Extract every line that includes the string "wird".

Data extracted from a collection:
▶

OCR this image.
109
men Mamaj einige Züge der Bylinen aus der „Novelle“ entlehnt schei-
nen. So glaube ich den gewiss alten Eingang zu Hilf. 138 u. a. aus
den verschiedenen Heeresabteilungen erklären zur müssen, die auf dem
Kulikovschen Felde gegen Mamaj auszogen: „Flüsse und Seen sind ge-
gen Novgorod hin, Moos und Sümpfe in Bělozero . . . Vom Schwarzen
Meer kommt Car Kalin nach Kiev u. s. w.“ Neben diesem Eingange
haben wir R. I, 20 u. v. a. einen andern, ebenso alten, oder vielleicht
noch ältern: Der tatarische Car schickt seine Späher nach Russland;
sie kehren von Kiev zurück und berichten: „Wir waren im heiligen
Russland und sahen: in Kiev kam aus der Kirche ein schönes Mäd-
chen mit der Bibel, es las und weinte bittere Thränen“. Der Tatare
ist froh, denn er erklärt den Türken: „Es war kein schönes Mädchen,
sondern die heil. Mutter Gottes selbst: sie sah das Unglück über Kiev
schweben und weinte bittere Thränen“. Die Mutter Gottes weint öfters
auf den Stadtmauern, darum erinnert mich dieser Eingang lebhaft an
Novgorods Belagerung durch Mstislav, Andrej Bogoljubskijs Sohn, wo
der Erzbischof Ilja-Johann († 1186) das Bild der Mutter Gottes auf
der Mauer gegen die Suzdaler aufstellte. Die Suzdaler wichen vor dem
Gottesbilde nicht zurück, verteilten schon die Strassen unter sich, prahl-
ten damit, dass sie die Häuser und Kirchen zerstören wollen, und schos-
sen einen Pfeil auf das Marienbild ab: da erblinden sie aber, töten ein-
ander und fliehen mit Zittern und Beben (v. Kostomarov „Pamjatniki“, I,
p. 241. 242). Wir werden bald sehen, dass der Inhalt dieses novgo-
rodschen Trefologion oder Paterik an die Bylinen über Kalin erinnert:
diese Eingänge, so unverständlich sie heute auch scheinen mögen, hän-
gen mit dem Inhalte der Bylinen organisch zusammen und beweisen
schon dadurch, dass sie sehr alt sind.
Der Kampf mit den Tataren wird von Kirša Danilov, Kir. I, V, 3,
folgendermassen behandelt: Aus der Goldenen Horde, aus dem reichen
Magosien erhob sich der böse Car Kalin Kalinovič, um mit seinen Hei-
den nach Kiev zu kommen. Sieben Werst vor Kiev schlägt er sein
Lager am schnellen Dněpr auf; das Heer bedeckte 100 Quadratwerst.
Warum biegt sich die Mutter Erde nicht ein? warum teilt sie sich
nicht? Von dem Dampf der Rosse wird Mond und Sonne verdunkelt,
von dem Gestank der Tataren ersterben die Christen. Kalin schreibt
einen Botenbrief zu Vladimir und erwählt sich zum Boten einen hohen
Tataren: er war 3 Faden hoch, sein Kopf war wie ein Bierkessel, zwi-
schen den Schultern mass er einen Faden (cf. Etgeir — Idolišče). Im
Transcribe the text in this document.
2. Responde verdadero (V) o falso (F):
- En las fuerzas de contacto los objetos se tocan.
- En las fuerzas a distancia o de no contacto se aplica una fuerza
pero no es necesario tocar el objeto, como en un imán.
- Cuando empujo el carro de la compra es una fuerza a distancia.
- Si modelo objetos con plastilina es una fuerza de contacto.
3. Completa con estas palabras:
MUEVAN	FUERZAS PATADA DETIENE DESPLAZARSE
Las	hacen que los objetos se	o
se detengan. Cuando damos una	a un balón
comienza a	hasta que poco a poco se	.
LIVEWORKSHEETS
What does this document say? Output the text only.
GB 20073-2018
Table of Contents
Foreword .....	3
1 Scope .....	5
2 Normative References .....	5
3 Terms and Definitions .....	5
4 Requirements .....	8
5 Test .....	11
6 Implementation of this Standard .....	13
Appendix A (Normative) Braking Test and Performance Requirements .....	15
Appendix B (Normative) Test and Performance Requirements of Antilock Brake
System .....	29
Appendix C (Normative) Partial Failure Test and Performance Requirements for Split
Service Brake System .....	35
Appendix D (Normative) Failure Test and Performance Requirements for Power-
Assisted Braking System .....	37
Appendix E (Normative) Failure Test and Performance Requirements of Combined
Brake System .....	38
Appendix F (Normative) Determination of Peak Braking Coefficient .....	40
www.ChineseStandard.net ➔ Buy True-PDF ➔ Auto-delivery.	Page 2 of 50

◀

Solution below:
Der Kampf mit den Tataren wird von Kirša Danilov, Kir. I, V, 3,
nicht? Von dem Dampf der Rosse wird Mond und Sonne verdunkelt,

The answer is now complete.